● **INSTRUCTION**
Each entry that follows must be output without any deviation.
--- begin ENTRIES ---
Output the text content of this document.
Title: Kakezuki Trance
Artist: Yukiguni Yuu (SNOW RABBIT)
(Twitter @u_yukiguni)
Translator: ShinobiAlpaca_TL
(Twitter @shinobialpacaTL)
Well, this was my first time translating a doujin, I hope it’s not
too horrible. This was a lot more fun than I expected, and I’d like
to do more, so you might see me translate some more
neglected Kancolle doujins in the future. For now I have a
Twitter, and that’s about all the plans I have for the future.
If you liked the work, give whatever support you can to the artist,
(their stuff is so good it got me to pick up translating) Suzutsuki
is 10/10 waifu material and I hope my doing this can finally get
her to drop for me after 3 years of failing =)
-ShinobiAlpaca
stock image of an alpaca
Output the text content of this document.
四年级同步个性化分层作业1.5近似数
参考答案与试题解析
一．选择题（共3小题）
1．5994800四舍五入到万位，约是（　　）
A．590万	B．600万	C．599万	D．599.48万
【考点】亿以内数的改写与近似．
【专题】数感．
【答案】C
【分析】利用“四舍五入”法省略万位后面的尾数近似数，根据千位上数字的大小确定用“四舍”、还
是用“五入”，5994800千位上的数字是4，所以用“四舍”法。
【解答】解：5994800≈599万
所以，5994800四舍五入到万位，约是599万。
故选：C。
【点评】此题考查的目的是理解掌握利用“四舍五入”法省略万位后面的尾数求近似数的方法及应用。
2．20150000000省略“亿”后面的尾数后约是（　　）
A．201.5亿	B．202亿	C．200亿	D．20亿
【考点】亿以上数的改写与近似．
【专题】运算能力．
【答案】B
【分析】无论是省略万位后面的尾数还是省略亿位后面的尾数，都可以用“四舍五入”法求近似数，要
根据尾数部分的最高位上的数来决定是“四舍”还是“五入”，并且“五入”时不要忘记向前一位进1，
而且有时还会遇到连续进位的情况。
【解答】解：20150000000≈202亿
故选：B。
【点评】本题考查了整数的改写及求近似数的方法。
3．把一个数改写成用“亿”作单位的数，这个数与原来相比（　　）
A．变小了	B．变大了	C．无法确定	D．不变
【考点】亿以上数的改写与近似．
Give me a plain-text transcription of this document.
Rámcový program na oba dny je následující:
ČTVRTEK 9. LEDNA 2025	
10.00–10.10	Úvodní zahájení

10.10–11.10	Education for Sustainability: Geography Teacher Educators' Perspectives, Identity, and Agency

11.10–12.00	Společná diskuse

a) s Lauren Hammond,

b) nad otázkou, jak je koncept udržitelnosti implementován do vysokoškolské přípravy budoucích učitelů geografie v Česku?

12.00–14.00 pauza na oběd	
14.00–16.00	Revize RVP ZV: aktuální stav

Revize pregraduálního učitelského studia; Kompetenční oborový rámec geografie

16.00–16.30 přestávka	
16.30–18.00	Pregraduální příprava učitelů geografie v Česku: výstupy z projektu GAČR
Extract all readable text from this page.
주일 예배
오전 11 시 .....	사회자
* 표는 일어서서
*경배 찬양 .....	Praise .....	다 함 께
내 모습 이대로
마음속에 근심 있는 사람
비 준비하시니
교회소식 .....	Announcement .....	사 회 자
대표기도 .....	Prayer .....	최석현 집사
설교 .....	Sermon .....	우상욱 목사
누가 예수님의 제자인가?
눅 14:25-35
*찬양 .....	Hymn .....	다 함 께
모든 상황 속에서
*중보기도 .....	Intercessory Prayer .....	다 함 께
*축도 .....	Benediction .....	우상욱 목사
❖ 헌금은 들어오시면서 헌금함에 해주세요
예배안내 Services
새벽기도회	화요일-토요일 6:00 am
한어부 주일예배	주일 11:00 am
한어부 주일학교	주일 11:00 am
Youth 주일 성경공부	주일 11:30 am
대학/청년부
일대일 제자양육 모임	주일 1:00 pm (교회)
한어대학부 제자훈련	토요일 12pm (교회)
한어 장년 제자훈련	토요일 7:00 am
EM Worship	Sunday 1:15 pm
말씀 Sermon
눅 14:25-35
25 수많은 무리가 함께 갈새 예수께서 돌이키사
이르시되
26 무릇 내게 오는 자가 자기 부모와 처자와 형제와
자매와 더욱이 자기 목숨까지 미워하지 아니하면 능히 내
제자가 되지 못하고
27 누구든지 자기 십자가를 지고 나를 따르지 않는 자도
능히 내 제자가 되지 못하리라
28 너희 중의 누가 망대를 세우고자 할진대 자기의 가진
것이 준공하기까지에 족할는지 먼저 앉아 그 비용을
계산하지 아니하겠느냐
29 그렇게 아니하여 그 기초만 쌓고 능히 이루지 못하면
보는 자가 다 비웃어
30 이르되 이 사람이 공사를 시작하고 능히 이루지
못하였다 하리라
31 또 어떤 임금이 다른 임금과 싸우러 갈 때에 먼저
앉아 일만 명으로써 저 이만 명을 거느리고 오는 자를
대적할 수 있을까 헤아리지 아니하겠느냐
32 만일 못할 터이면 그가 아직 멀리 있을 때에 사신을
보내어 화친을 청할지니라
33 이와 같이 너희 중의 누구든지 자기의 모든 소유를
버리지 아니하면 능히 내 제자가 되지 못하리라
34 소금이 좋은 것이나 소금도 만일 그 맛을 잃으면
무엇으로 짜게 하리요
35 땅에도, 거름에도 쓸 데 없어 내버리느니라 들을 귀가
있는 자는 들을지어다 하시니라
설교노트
--- end ENTRIES ---
● **ANSWER TO THIS TASK**
Output the text content of this document.
Title: Kakezuki Trance
Artist: Yukiguni Yuu (SNOW RABBIT)
(Twitter @u_yukiguni)
Translator: ShinobiAlpaca_TL
(Twitter @shinobialpacaTL)
Well, this was my first time translating a doujin, I hope it’s not
too horrible. This was a lot more fun than I expected, and I’d like
to do more, so you might see me translate some more
neglected Kancolle doujins in the future. For now I have a
Twitter, and that’s about all the plans I have for the future.
If you liked the work, give whatever support you can to the artist,
(their stuff is so good it got me to pick up translating) Suzutsuki
is 10/10 waifu material and I hope my doing this can finally get
her to drop for me after 3 years of failing =)
-ShinobiAlpaca
stock image of an alpaca
Output the text content of this document.
四年级同步个性化分层作业1.5近似数
参考答案与试题解析
一．选择题（共3小题）
1．5994800四舍五入到万位，约是（　　）
A．590万	B．600万	C．599万	D．599.48万
【考点】亿以内数的改写与近似．
【专题】数感．
【答案】C
【分析】利用“四舍五入”法省略万位后面的尾数近似数，根据千位上数字的大小确定用“四舍”、还
是用“五入”，5994800千位上的数字是4，所以用“四舍”法。
【解答】解：5994800≈599万
所以，5994800四舍五入到万位，约是599万。
故选：C。
【点评】此题考查的目的是理解掌握利用“四舍五入”法省略万位后面的尾数求近似数的方法及应用。
2．20150000000省略“亿”后面的尾数后约是（　　）
A．201.5亿	B．202亿	C．200亿	D．20亿
【考点】亿以上数的改写与近似．
【专题】运算能力．
【答案】B
【分析】无论是省略万位后面的尾数还是省略亿位后面的尾数，都可以用“四舍五入”法求近似数，要
根据尾数部分的最高位上的数来决定是“四舍”还是“五入”，并且“五入”时不要忘记向前一位进1，
而且有时还会遇到连续进位的情况。
【解答】解：20150000000≈202亿
故选：B。
【点评】本题考查了整数的改写及求近似数的方法。
3．把一个数改写成用“亿”作单位的数，这个数与原来相比（　　）
A．变小了	B．变大了	C．无法确定	D．不变
【考点】亿以上数的改写与近似．
Give me a plain-text transcription of this document.
Rámcový program na oba dny je následující:
ČTVRTEK 9. LEDNA 2025	
10.00–10.10	Úvodní zahájení

10.10–11.10	Education for Sustainability: Geography Teacher Educators' Perspectives, Identity, and Agency

11.10–12.00	Společná diskuse

a) s Lauren Hammond,

b) nad otázkou, jak je koncept udržitelnosti implementován do vysokoškolské přípravy budoucích učitelů geografie v Česku?

12.00–14.00 pauza na oběd	
14.00–16.00	Revize RVP ZV: aktuální stav

Revize pregraduálního učitelského studia; Kompetenční oborový rámec geografie

16.00–16.30 přestávka	
16.30–18.00	Pregraduální příprava učitelů geografie v Česku: výstupy z projektu GAČR
Extract all readable text from this page.
주일 예배
오전 11 시 .....	사회자
* 표는 일어서서
*경배 찬양 .....	Praise .....	다 함 께
내 모습 이대로
마음속에 근심 있는 사람
비 준비하시니
교회소식 .....	Announcement .....	사 회 자
대표기도 .....	Prayer .....	최석현 집사
설교 .....	Sermon .....	우상욱 목사
누가 예수님의 제자인가?
눅 14:25-35
*찬양 .....	Hymn .....	다 함 께
모든 상황 속에서
*중보기도 .....	Intercessory Prayer .....	다 함 께
*축도 .....	Benediction .....	우상욱 목사
❖ 헌금은 들어오시면서 헌금함에 해주세요
예배안내 Services
새벽기도회	화요일-토요일 6:00 am
한어부 주일예배	주일 11:00 am
한어부 주일학교	주일 11:00 am
Youth 주일 성경공부	주일 11:30 am
대학/청년부
일대일 제자양육 모임	주일 1:00 pm (교회)
한어대학부 제자훈련	토요일 12pm (교회)
한어 장년 제자훈련	토요일 7:00 am
EM Worship	Sunday 1:15 pm
말씀 Sermon
눅 14:25-35
25 수많은 무리가 함께 갈새 예수께서 돌이키사
이르시되
26 무릇 내게 오는 자가 자기 부모와 처자와 형제와
자매와 더욱이 자기 목숨까지 미워하지 아니하면 능히 내
제자가 되지 못하고
27 누구든지 자기 십자가를 지고 나를 따르지 않는 자도
능히 내 제자가 되지 못하리라
28 너희 중의 누가 망대를 세우고자 할진대 자기의 가진
것이 준공하기까지에 족할는지 먼저 앉아 그 비용을
계산하지 아니하겠느냐
29 그렇게 아니하여 그 기초만 쌓고 능히 이루지 못하면
보는 자가 다 비웃어
30 이르되 이 사람이 공사를 시작하고 능히 이루지
못하였다 하리라
31 또 어떤 임금이 다른 임금과 싸우러 갈 때에 먼저
앉아 일만 명으로써 저 이만 명을 거느리고 오는 자를
대적할 수 있을까 헤아리지 아니하겠느냐
32 만일 못할 터이면 그가 아직 멀리 있을 때에 사신을
보내어 화친을 청할지니라
33 이와 같이 너희 중의 누구든지 자기의 모든 소유를
버리지 아니하면 능히 내 제자가 되지 못하리라
34 소금이 좋은 것이나 소금도 만일 그 맛을 잃으면
무엇으로 짜게 하리요
35 땅에도, 거름에도 쓸 데 없어 내버리느니라 들을 귀가
있는 자는 들을지어다 하시니라
설교노트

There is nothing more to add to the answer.